* Description of the task *
Review the material and extract every line in which the word "JSON" occurs.

* Supplied data *
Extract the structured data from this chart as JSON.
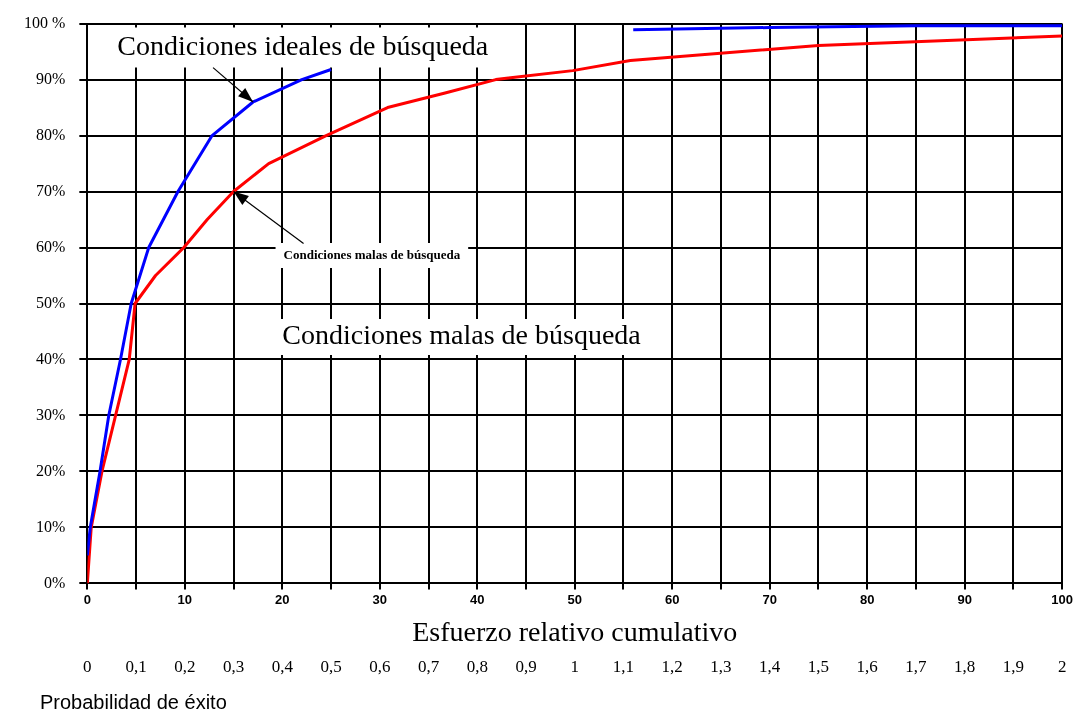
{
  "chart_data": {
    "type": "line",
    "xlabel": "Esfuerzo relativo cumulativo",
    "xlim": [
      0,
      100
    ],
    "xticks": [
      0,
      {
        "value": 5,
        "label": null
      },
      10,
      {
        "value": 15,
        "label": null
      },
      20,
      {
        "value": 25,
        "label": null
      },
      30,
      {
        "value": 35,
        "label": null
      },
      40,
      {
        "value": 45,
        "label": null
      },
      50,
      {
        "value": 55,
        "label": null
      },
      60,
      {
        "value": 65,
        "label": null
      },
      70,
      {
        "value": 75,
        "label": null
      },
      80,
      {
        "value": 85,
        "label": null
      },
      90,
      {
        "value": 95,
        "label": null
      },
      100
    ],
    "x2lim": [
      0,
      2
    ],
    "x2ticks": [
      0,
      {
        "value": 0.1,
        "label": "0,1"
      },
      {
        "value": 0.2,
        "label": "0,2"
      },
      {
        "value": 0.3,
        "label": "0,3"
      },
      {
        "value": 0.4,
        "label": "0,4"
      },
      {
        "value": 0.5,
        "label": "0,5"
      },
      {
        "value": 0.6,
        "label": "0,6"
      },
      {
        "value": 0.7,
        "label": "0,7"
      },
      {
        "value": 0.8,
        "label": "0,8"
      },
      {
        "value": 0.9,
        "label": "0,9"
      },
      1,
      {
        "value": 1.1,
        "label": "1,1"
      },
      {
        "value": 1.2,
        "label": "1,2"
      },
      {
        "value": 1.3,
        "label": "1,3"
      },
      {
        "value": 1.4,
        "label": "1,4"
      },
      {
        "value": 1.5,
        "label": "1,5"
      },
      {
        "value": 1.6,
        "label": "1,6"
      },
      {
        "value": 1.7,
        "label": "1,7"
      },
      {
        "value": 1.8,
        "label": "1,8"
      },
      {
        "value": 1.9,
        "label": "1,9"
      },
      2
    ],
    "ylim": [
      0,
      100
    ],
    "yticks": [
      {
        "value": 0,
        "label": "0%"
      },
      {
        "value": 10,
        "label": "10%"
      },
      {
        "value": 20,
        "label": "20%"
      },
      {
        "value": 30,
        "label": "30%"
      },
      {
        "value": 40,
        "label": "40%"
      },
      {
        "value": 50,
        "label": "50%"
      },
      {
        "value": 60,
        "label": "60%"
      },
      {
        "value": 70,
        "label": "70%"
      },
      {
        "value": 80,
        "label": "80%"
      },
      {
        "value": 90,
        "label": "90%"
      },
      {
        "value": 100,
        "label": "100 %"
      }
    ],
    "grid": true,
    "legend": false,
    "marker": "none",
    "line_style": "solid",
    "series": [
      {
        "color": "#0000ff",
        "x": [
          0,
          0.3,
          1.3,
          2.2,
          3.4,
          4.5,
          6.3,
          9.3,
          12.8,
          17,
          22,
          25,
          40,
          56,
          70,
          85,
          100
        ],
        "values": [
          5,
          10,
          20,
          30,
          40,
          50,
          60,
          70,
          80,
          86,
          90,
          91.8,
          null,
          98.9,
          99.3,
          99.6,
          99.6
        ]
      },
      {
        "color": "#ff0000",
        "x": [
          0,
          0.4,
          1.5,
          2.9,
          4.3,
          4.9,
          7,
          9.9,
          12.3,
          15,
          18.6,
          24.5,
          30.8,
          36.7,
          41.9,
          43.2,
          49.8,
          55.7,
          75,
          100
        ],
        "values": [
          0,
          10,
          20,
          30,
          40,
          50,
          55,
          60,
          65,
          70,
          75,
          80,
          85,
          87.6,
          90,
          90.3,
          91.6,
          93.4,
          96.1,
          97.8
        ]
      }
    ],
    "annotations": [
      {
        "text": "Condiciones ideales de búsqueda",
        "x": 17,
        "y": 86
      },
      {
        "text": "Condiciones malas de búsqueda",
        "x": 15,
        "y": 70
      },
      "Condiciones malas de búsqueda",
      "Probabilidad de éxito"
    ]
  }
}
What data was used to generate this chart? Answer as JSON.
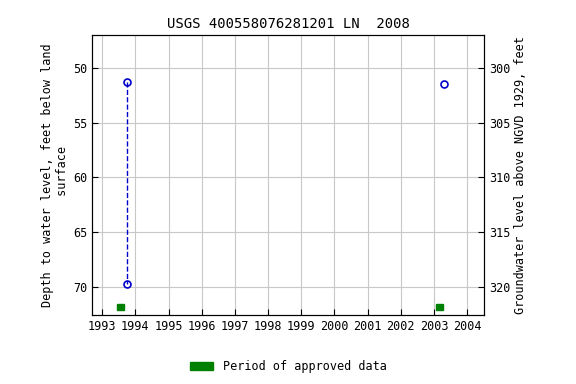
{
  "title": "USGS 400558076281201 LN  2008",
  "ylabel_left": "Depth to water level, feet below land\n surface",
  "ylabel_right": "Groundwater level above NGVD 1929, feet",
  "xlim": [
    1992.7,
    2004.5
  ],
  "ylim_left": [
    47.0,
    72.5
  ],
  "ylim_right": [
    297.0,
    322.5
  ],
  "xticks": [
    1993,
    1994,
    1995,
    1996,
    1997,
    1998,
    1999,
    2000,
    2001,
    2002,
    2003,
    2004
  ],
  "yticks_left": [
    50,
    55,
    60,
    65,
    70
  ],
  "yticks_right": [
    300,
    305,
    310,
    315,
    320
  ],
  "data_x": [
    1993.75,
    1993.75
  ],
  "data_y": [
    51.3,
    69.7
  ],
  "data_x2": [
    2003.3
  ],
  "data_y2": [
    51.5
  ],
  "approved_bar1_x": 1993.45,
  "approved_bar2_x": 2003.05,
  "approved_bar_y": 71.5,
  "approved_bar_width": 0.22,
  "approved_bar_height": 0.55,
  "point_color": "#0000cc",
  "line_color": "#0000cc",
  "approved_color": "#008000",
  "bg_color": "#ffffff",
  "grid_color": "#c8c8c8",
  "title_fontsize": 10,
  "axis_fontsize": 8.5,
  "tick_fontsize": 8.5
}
* * *
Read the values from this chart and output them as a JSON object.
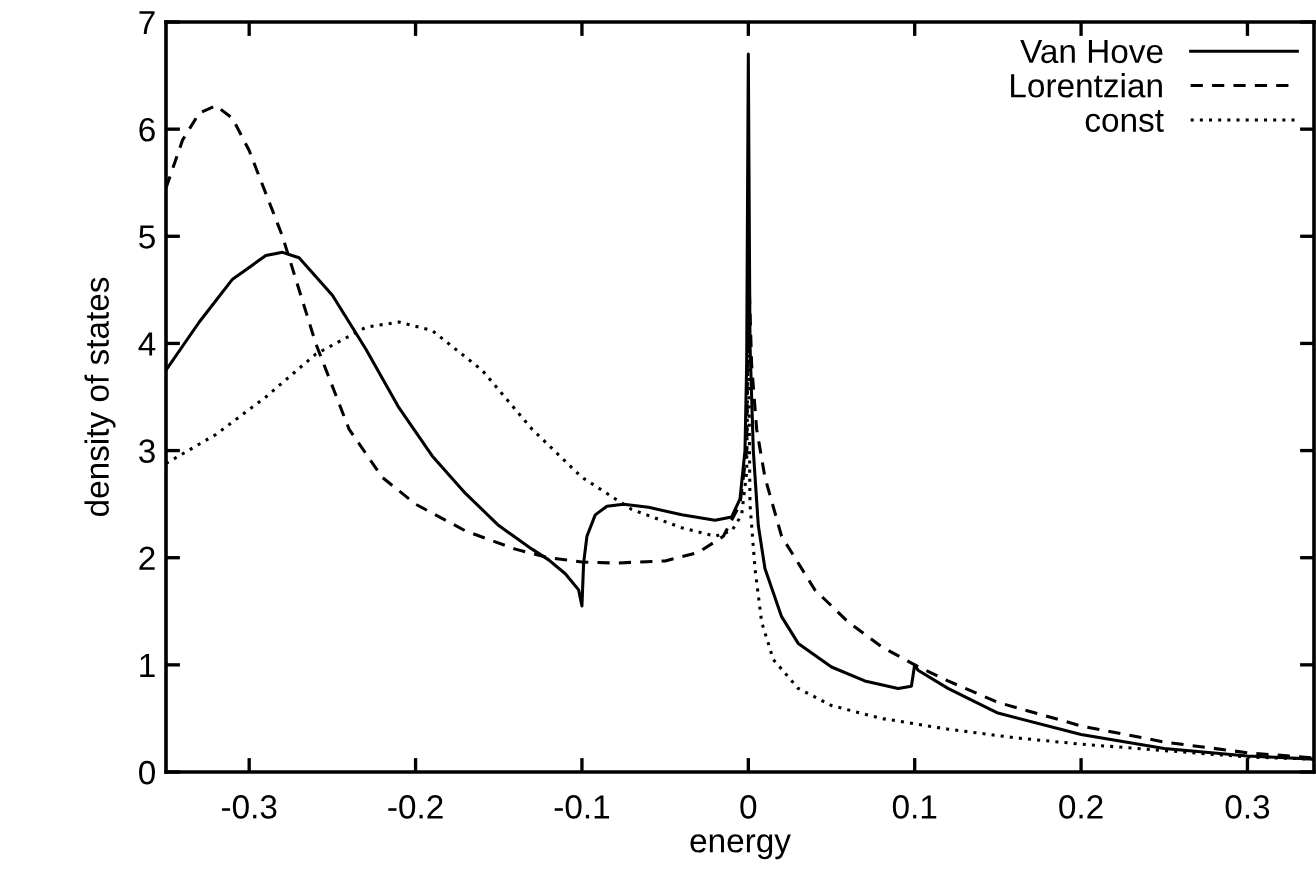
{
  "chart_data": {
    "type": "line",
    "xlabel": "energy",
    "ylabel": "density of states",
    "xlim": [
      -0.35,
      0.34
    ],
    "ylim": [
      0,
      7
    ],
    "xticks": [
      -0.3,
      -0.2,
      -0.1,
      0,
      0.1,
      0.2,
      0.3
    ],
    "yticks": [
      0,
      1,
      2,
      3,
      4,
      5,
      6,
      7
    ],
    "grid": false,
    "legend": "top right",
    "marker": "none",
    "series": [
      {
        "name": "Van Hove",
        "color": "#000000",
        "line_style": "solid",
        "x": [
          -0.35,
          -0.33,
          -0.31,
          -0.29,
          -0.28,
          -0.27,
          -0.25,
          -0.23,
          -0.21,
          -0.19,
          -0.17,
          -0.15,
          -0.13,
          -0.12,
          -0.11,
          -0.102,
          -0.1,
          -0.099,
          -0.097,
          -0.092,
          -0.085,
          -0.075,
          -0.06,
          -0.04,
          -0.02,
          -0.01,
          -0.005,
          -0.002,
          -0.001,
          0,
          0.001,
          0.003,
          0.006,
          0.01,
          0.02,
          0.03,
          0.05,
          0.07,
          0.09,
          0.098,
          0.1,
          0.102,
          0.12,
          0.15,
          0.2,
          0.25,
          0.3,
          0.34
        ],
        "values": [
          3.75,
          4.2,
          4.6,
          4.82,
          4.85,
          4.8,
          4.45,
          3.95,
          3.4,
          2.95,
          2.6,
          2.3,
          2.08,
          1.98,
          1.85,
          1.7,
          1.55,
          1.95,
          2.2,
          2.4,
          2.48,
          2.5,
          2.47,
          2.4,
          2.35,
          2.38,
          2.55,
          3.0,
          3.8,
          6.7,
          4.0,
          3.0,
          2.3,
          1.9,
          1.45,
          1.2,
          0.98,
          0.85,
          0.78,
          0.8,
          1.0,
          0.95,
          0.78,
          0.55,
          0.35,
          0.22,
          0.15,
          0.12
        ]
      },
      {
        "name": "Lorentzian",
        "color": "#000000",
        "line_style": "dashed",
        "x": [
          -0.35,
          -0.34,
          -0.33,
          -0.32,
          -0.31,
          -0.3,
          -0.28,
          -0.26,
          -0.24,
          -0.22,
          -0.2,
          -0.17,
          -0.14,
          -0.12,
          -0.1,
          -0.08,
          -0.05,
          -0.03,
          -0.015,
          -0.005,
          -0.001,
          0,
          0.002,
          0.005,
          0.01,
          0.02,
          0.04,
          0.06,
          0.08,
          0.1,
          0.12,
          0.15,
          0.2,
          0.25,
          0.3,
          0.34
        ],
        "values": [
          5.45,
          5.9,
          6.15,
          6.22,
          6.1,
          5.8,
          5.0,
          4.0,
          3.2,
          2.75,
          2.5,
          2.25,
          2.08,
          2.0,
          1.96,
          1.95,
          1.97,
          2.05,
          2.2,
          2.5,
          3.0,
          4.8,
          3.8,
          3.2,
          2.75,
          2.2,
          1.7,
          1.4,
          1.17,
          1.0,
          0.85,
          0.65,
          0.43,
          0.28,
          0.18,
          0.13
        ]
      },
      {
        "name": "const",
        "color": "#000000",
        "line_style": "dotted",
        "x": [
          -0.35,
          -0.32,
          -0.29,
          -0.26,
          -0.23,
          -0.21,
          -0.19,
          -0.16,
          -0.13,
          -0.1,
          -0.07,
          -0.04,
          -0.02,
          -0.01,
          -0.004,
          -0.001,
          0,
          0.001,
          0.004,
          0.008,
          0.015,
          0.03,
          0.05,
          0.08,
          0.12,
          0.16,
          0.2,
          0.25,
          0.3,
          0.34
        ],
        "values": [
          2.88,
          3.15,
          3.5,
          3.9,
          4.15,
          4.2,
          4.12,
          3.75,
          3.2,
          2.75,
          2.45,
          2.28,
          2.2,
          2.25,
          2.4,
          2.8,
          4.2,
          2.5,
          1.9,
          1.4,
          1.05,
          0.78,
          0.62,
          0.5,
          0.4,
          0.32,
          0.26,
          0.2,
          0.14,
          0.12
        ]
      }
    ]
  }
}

* The reply *
Extract the structured data from this chart as JSON.
What data was used to generate this chart? Answer as JSON.
Read the values from this chart and output them as a JSON object.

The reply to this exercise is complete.